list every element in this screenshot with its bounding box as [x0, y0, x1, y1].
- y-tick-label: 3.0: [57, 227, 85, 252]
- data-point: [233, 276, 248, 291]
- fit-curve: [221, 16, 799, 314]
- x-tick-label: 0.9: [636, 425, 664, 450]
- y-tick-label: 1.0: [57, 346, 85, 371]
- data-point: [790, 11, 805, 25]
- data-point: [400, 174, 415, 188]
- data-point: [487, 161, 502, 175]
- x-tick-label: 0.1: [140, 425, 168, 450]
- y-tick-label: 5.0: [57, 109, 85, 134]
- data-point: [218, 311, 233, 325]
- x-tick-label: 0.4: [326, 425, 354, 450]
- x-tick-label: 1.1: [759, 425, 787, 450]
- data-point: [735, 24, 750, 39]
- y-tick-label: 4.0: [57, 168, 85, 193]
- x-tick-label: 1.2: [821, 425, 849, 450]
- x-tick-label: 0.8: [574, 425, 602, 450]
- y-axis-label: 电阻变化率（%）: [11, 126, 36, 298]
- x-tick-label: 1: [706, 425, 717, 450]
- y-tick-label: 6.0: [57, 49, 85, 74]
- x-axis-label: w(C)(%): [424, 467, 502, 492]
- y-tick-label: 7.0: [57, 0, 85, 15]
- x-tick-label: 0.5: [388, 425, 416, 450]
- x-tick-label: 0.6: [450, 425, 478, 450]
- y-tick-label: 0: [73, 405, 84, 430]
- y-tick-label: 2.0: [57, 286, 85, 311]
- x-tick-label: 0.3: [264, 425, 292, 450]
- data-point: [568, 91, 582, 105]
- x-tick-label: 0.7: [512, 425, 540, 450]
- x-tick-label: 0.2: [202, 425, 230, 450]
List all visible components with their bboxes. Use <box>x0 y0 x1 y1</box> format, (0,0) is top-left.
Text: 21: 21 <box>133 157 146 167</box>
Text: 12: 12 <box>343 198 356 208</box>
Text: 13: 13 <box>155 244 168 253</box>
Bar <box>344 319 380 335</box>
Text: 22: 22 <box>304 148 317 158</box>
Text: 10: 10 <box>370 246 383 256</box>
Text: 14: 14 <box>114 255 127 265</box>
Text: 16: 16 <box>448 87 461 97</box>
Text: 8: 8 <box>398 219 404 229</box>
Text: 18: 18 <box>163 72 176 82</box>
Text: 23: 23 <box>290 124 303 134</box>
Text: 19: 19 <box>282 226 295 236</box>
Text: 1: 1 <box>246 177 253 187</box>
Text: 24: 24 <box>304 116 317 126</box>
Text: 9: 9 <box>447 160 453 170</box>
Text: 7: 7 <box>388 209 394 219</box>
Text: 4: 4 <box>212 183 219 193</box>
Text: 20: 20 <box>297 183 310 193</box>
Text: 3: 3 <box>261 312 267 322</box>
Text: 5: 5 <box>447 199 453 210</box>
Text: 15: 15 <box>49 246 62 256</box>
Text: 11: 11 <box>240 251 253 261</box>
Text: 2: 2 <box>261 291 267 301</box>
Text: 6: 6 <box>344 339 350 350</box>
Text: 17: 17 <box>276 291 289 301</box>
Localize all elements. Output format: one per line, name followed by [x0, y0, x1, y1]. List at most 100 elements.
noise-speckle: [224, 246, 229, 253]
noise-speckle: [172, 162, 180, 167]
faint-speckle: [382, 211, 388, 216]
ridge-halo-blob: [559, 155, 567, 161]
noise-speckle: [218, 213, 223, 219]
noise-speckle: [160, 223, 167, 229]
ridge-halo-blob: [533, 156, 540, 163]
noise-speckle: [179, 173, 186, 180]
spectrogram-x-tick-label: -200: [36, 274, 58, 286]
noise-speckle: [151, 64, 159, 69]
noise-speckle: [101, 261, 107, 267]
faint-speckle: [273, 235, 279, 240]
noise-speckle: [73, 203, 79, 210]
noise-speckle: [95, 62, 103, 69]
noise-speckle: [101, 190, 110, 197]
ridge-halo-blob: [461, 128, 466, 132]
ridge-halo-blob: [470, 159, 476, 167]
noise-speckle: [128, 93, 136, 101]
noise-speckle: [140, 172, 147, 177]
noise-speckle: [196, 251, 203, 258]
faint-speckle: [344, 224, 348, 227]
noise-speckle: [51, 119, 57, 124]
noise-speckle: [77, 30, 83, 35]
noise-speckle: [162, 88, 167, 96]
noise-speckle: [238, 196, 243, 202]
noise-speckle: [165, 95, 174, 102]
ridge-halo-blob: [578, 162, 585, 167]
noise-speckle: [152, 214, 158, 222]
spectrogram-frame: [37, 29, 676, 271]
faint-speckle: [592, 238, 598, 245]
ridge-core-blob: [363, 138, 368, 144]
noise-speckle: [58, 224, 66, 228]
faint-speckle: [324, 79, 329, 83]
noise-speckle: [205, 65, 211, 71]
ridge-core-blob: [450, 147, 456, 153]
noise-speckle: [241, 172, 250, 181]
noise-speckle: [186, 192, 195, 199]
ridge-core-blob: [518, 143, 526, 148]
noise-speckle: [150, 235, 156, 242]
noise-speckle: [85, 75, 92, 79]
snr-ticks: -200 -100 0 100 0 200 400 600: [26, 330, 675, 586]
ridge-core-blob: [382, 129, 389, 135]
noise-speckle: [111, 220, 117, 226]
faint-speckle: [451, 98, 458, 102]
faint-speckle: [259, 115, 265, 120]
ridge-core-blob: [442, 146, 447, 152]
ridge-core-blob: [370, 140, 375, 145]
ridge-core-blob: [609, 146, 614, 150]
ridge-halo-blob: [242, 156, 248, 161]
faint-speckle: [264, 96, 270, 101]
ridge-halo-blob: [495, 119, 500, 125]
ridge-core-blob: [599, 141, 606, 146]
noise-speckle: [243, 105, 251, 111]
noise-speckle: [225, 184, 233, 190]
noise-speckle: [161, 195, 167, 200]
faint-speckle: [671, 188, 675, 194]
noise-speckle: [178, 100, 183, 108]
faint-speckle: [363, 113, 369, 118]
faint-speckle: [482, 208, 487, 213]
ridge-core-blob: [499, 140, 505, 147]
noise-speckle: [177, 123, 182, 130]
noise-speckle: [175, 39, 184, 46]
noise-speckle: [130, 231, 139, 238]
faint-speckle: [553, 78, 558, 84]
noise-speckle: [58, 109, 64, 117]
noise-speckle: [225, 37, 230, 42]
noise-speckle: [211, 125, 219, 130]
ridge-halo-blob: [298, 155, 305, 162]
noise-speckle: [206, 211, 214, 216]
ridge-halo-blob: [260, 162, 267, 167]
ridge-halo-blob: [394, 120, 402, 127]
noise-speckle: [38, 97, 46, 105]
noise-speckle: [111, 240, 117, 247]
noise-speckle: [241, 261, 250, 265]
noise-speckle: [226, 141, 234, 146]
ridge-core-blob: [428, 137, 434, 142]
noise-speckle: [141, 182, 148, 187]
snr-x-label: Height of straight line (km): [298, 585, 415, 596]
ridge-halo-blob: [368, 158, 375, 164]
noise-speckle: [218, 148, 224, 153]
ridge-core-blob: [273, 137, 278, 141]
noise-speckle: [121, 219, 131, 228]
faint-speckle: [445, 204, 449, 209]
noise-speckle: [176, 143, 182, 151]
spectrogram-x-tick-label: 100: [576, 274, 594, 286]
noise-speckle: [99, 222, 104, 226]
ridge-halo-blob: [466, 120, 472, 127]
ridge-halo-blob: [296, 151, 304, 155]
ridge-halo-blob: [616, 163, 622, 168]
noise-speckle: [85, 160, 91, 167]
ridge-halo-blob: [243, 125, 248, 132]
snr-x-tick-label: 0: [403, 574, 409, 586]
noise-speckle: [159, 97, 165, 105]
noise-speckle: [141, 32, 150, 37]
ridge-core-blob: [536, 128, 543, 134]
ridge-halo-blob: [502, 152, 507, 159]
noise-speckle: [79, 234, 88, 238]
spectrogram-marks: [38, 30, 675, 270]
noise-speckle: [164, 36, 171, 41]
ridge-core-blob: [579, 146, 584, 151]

━━━━━━

▸ Exercise prompt
Filter the records above down to only the lines that contain the string "point".

▸ Exercise answer
- data-point: [233, 276, 248, 291]
- data-point: [790, 11, 805, 25]
- data-point: [400, 174, 415, 188]
- data-point: [487, 161, 502, 175]
- data-point: [218, 311, 233, 325]
- data-point: [735, 24, 750, 39]
- data-point: [568, 91, 582, 105]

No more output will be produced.